# DO THIS
Word for word, set down the records and skip each picture.
** Start of RECORDS PROVIDED **
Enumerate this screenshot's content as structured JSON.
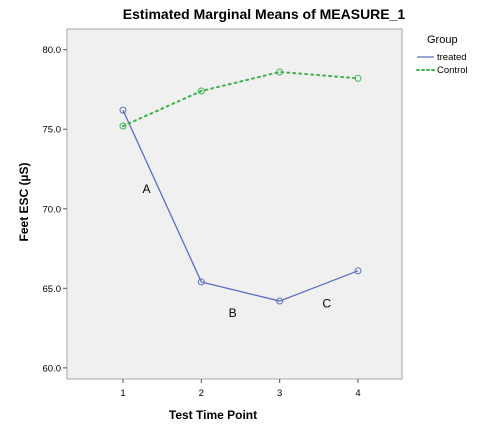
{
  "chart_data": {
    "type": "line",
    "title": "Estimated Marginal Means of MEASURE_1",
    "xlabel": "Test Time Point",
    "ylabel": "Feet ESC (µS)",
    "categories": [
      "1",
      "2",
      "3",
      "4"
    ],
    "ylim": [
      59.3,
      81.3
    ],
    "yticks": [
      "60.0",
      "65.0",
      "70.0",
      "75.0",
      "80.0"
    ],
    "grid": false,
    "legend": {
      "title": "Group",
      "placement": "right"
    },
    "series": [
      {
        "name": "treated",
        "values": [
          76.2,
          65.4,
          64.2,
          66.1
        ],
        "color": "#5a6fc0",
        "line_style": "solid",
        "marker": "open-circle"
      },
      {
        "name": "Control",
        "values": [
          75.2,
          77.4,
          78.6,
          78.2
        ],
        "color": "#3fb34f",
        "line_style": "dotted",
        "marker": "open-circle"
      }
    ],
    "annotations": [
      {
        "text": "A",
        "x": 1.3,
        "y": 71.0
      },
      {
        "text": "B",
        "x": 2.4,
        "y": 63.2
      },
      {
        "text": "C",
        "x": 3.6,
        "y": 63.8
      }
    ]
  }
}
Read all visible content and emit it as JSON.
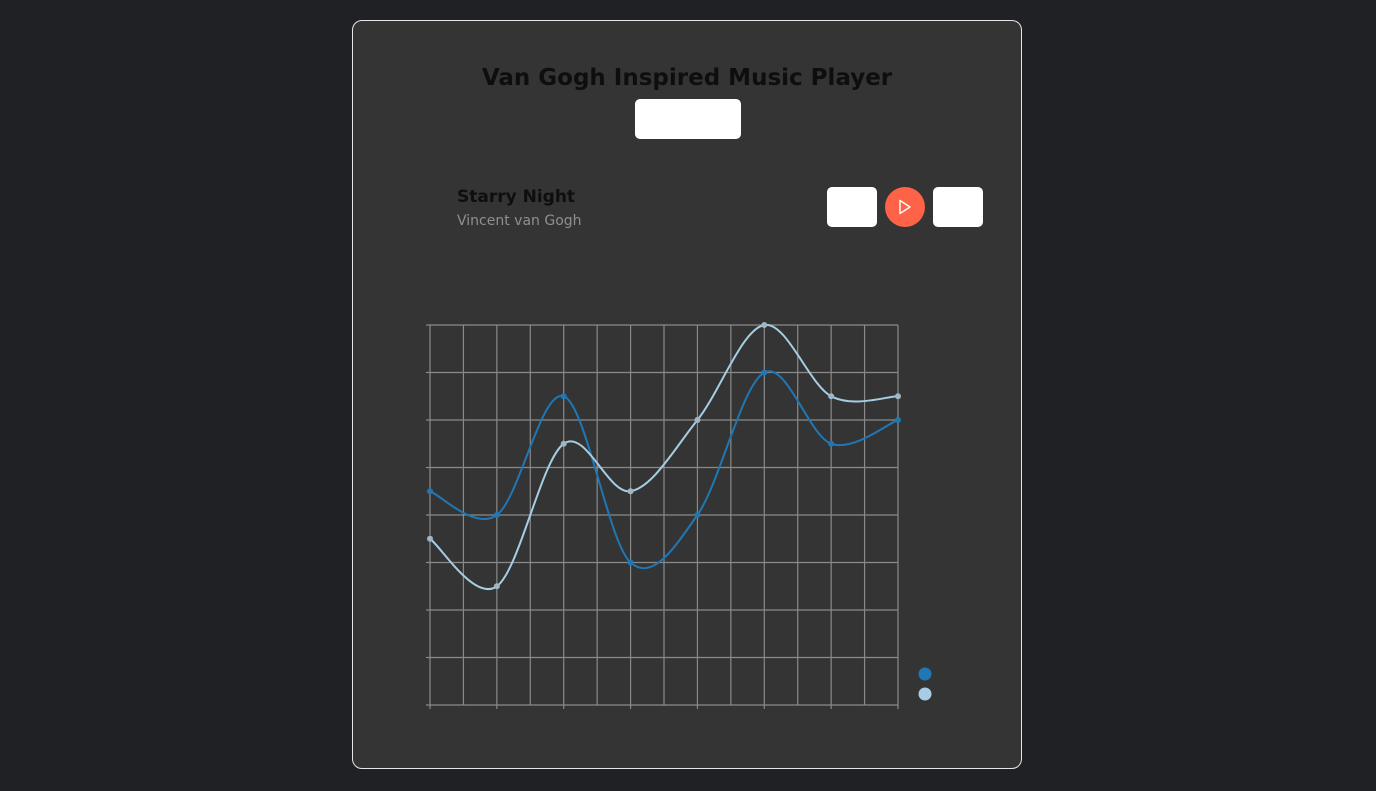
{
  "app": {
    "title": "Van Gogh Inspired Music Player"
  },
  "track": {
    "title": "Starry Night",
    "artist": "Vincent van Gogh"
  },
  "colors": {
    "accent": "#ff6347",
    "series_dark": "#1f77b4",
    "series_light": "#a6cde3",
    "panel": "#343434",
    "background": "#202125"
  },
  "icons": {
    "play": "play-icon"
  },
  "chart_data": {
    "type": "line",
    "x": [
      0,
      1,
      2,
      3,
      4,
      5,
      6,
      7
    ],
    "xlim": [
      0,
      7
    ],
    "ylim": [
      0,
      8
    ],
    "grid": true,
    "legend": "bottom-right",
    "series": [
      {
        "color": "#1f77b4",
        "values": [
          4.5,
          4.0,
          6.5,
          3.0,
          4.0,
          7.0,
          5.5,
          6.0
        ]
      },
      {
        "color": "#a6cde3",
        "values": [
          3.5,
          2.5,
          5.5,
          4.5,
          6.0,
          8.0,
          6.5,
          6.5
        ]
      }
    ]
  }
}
** End of RECORDS PROVIDED **
# RESULT OF THE EXERCISE
Enumerate this screenshot's content as structured JSON.
{
  "chart_data": {
    "type": "line",
    "title": "Estimated Marginal Means of MEASURE_1",
    "xlabel": "Test Time Point",
    "ylabel": "Feet ESC (µS)",
    "categories": [
      "1",
      "2",
      "3",
      "4"
    ],
    "ylim": [
      59.3,
      81.3
    ],
    "yticks": [
      "60.0",
      "65.0",
      "70.0",
      "75.0",
      "80.0"
    ],
    "grid": false,
    "legend": {
      "title": "Group",
      "placement": "right"
    },
    "series": [
      {
        "name": "treated",
        "values": [
          76.2,
          65.4,
          64.2,
          66.1
        ],
        "color": "#5a6fc0",
        "line_style": "solid",
        "marker": "open-circle"
      },
      {
        "name": "Control",
        "values": [
          75.2,
          77.4,
          78.6,
          78.2
        ],
        "color": "#3fb34f",
        "line_style": "dotted",
        "marker": "open-circle"
      }
    ],
    "annotations": [
      {
        "text": "A",
        "x": 1.3,
        "y": 71.0
      },
      {
        "text": "B",
        "x": 2.4,
        "y": 63.2
      },
      {
        "text": "C",
        "x": 3.6,
        "y": 63.8
      }
    ]
  }
}
Read all visible content and emit it as JSON.
{
  "app": {
    "title": "Van Gogh Inspired Music Player"
  },
  "track": {
    "title": "Starry Night",
    "artist": "Vincent van Gogh"
  },
  "colors": {
    "accent": "#ff6347",
    "series_dark": "#1f77b4",
    "series_light": "#a6cde3",
    "panel": "#343434",
    "background": "#202125"
  },
  "icons": {
    "play": "play-icon"
  },
  "chart_data": {
    "type": "line",
    "x": [
      0,
      1,
      2,
      3,
      4,
      5,
      6,
      7
    ],
    "xlim": [
      0,
      7
    ],
    "ylim": [
      0,
      8
    ],
    "grid": true,
    "legend": "bottom-right",
    "series": [
      {
        "color": "#1f77b4",
        "values": [
          4.5,
          4.0,
          6.5,
          3.0,
          4.0,
          7.0,
          5.5,
          6.0
        ]
      },
      {
        "color": "#a6cde3",
        "values": [
          3.5,
          2.5,
          5.5,
          4.5,
          6.0,
          8.0,
          6.5,
          6.5
        ]
      }
    ]
  }
}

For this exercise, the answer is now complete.